* **Task to carry out**: Restate the whole listing word for word. Pictures are left out.

Figure contents as structured data:
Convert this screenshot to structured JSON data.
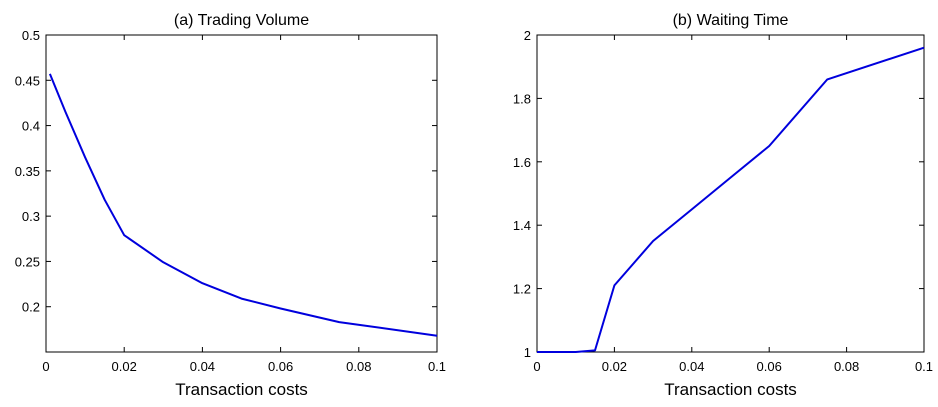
{
  "chart_data": [
    {
      "type": "line",
      "title": "(a) Trading Volume",
      "xlabel": "Transaction costs",
      "ylabel": "",
      "xlim": [
        0,
        0.1
      ],
      "ylim": [
        0.15,
        0.5
      ],
      "xticks": [
        0,
        0.02,
        0.04,
        0.06,
        0.08,
        0.1
      ],
      "xtick_labels": [
        "0",
        "0.02",
        "0.04",
        "0.06",
        "0.08",
        "0.1"
      ],
      "yticks": [
        0.2,
        0.25,
        0.3,
        0.35,
        0.4,
        0.45,
        0.5
      ],
      "ytick_labels": [
        "0.2",
        "0.25",
        "0.3",
        "0.35",
        "0.4",
        "0.45",
        "0.5"
      ],
      "grid": false,
      "color": "#0000dd",
      "series": [
        {
          "x": [
            0.001,
            0.005,
            0.01,
            0.015,
            0.02,
            0.03,
            0.04,
            0.05,
            0.06,
            0.075,
            0.1
          ],
          "y": [
            0.457,
            0.415,
            0.365,
            0.318,
            0.279,
            0.249,
            0.226,
            0.209,
            0.198,
            0.183,
            0.168
          ]
        }
      ]
    },
    {
      "type": "line",
      "title": "(b) Waiting Time",
      "xlabel": "Transaction costs",
      "ylabel": "",
      "xlim": [
        0,
        0.1
      ],
      "ylim": [
        1,
        2
      ],
      "xticks": [
        0,
        0.02,
        0.04,
        0.06,
        0.08,
        0.1
      ],
      "xtick_labels": [
        "0",
        "0.02",
        "0.04",
        "0.06",
        "0.08",
        "0.1"
      ],
      "yticks": [
        1,
        1.2,
        1.4,
        1.6,
        1.8,
        2
      ],
      "ytick_labels": [
        "1",
        "1.2",
        "1.4",
        "1.6",
        "1.8",
        "2"
      ],
      "grid": false,
      "color": "#0000dd",
      "series": [
        {
          "x": [
            0,
            0.005,
            0.01,
            0.015,
            0.02,
            0.03,
            0.04,
            0.05,
            0.06,
            0.075,
            0.1
          ],
          "y": [
            1.0,
            1.0,
            1.0,
            1.005,
            1.21,
            1.35,
            1.45,
            1.55,
            1.65,
            1.86,
            1.96
          ]
        }
      ]
    }
  ]
}
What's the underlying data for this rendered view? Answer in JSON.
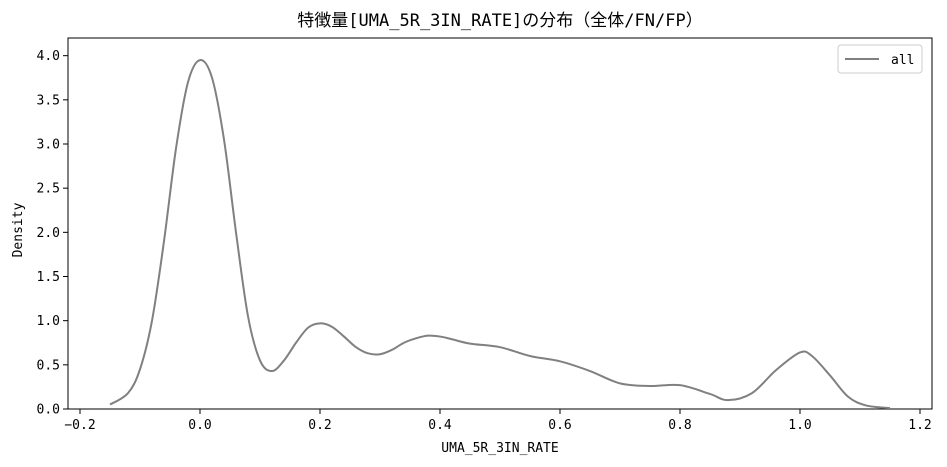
{
  "chart_data": {
    "type": "line",
    "title": "特徴量[UMA_5R_3IN_RATE]の分布（全体/FN/FP）",
    "xlabel": "UMA_5R_3IN_RATE",
    "ylabel": "Density",
    "xlim": [
      -0.22,
      1.22
    ],
    "ylim": [
      0,
      4.2
    ],
    "x_ticks": [
      -0.2,
      0.0,
      0.2,
      0.4,
      0.6,
      0.8,
      1.0,
      1.2
    ],
    "x_tick_labels": [
      "−0.2",
      "0.0",
      "0.2",
      "0.4",
      "0.6",
      "0.8",
      "1.0",
      "1.2"
    ],
    "y_ticks": [
      0.0,
      0.5,
      1.0,
      1.5,
      2.0,
      2.5,
      3.0,
      3.5,
      4.0
    ],
    "y_tick_labels": [
      "0.0",
      "0.5",
      "1.0",
      "1.5",
      "2.0",
      "2.5",
      "3.0",
      "3.5",
      "4.0"
    ],
    "grid": false,
    "legend": {
      "position": "top-right",
      "entries": [
        "all"
      ]
    },
    "series": [
      {
        "name": "all",
        "color": "#808080",
        "x": [
          -0.15,
          -0.12,
          -0.1,
          -0.08,
          -0.06,
          -0.04,
          -0.02,
          0.0,
          0.02,
          0.04,
          0.06,
          0.08,
          0.1,
          0.12,
          0.14,
          0.16,
          0.18,
          0.2,
          0.22,
          0.24,
          0.26,
          0.28,
          0.3,
          0.32,
          0.34,
          0.36,
          0.38,
          0.4,
          0.42,
          0.45,
          0.5,
          0.55,
          0.6,
          0.65,
          0.7,
          0.75,
          0.8,
          0.85,
          0.88,
          0.92,
          0.96,
          1.0,
          1.02,
          1.05,
          1.08,
          1.11,
          1.15
        ],
        "y": [
          0.05,
          0.18,
          0.45,
          1.0,
          1.9,
          2.95,
          3.7,
          3.95,
          3.75,
          3.05,
          2.0,
          1.05,
          0.55,
          0.43,
          0.55,
          0.75,
          0.92,
          0.97,
          0.93,
          0.82,
          0.7,
          0.63,
          0.62,
          0.67,
          0.75,
          0.8,
          0.83,
          0.82,
          0.79,
          0.74,
          0.7,
          0.6,
          0.54,
          0.43,
          0.29,
          0.26,
          0.27,
          0.17,
          0.1,
          0.18,
          0.44,
          0.64,
          0.6,
          0.38,
          0.14,
          0.04,
          0.01
        ]
      }
    ]
  }
}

* **Exercise solution**:
Convert this screenshot to structured JSON data.
{
  "chart_data": [
    {
      "type": "line",
      "title": "(a) Trading Volume",
      "xlabel": "Transaction costs",
      "ylabel": "",
      "xlim": [
        0,
        0.1
      ],
      "ylim": [
        0.15,
        0.5
      ],
      "xticks": [
        0,
        0.02,
        0.04,
        0.06,
        0.08,
        0.1
      ],
      "xtick_labels": [
        "0",
        "0.02",
        "0.04",
        "0.06",
        "0.08",
        "0.1"
      ],
      "yticks": [
        0.2,
        0.25,
        0.3,
        0.35,
        0.4,
        0.45,
        0.5
      ],
      "ytick_labels": [
        "0.2",
        "0.25",
        "0.3",
        "0.35",
        "0.4",
        "0.45",
        "0.5"
      ],
      "grid": false,
      "color": "#0000dd",
      "series": [
        {
          "x": [
            0.001,
            0.005,
            0.01,
            0.015,
            0.02,
            0.03,
            0.04,
            0.05,
            0.06,
            0.075,
            0.1
          ],
          "y": [
            0.457,
            0.415,
            0.365,
            0.318,
            0.279,
            0.249,
            0.226,
            0.209,
            0.198,
            0.183,
            0.168
          ]
        }
      ]
    },
    {
      "type": "line",
      "title": "(b) Waiting Time",
      "xlabel": "Transaction costs",
      "ylabel": "",
      "xlim": [
        0,
        0.1
      ],
      "ylim": [
        1,
        2
      ],
      "xticks": [
        0,
        0.02,
        0.04,
        0.06,
        0.08,
        0.1
      ],
      "xtick_labels": [
        "0",
        "0.02",
        "0.04",
        "0.06",
        "0.08",
        "0.1"
      ],
      "yticks": [
        1,
        1.2,
        1.4,
        1.6,
        1.8,
        2
      ],
      "ytick_labels": [
        "1",
        "1.2",
        "1.4",
        "1.6",
        "1.8",
        "2"
      ],
      "grid": false,
      "color": "#0000dd",
      "series": [
        {
          "x": [
            0,
            0.005,
            0.01,
            0.015,
            0.02,
            0.03,
            0.04,
            0.05,
            0.06,
            0.075,
            0.1
          ],
          "y": [
            1.0,
            1.0,
            1.0,
            1.005,
            1.21,
            1.35,
            1.45,
            1.55,
            1.65,
            1.86,
            1.96
          ]
        }
      ]
    }
  ]
}
What's the underlying data for this rendered view? Answer in JSON.
{
  "chart_data": {
    "type": "line",
    "title": "特徴量[UMA_5R_3IN_RATE]の分布（全体/FN/FP）",
    "xlabel": "UMA_5R_3IN_RATE",
    "ylabel": "Density",
    "xlim": [
      -0.22,
      1.22
    ],
    "ylim": [
      0,
      4.2
    ],
    "x_ticks": [
      -0.2,
      0.0,
      0.2,
      0.4,
      0.6,
      0.8,
      1.0,
      1.2
    ],
    "x_tick_labels": [
      "−0.2",
      "0.0",
      "0.2",
      "0.4",
      "0.6",
      "0.8",
      "1.0",
      "1.2"
    ],
    "y_ticks": [
      0.0,
      0.5,
      1.0,
      1.5,
      2.0,
      2.5,
      3.0,
      3.5,
      4.0
    ],
    "y_tick_labels": [
      "0.0",
      "0.5",
      "1.0",
      "1.5",
      "2.0",
      "2.5",
      "3.0",
      "3.5",
      "4.0"
    ],
    "grid": false,
    "legend": {
      "position": "top-right",
      "entries": [
        "all"
      ]
    },
    "series": [
      {
        "name": "all",
        "color": "#808080",
        "x": [
          -0.15,
          -0.12,
          -0.1,
          -0.08,
          -0.06,
          -0.04,
          -0.02,
          0.0,
          0.02,
          0.04,
          0.06,
          0.08,
          0.1,
          0.12,
          0.14,
          0.16,
          0.18,
          0.2,
          0.22,
          0.24,
          0.26,
          0.28,
          0.3,
          0.32,
          0.34,
          0.36,
          0.38,
          0.4,
          0.42,
          0.45,
          0.5,
          0.55,
          0.6,
          0.65,
          0.7,
          0.75,
          0.8,
          0.85,
          0.88,
          0.92,
          0.96,
          1.0,
          1.02,
          1.05,
          1.08,
          1.11,
          1.15
        ],
        "y": [
          0.05,
          0.18,
          0.45,
          1.0,
          1.9,
          2.95,
          3.7,
          3.95,
          3.75,
          3.05,
          2.0,
          1.05,
          0.55,
          0.43,
          0.55,
          0.75,
          0.92,
          0.97,
          0.93,
          0.82,
          0.7,
          0.63,
          0.62,
          0.67,
          0.75,
          0.8,
          0.83,
          0.82,
          0.79,
          0.74,
          0.7,
          0.6,
          0.54,
          0.43,
          0.29,
          0.26,
          0.27,
          0.17,
          0.1,
          0.18,
          0.44,
          0.64,
          0.6,
          0.38,
          0.14,
          0.04,
          0.01
        ]
      }
    ]
  }
}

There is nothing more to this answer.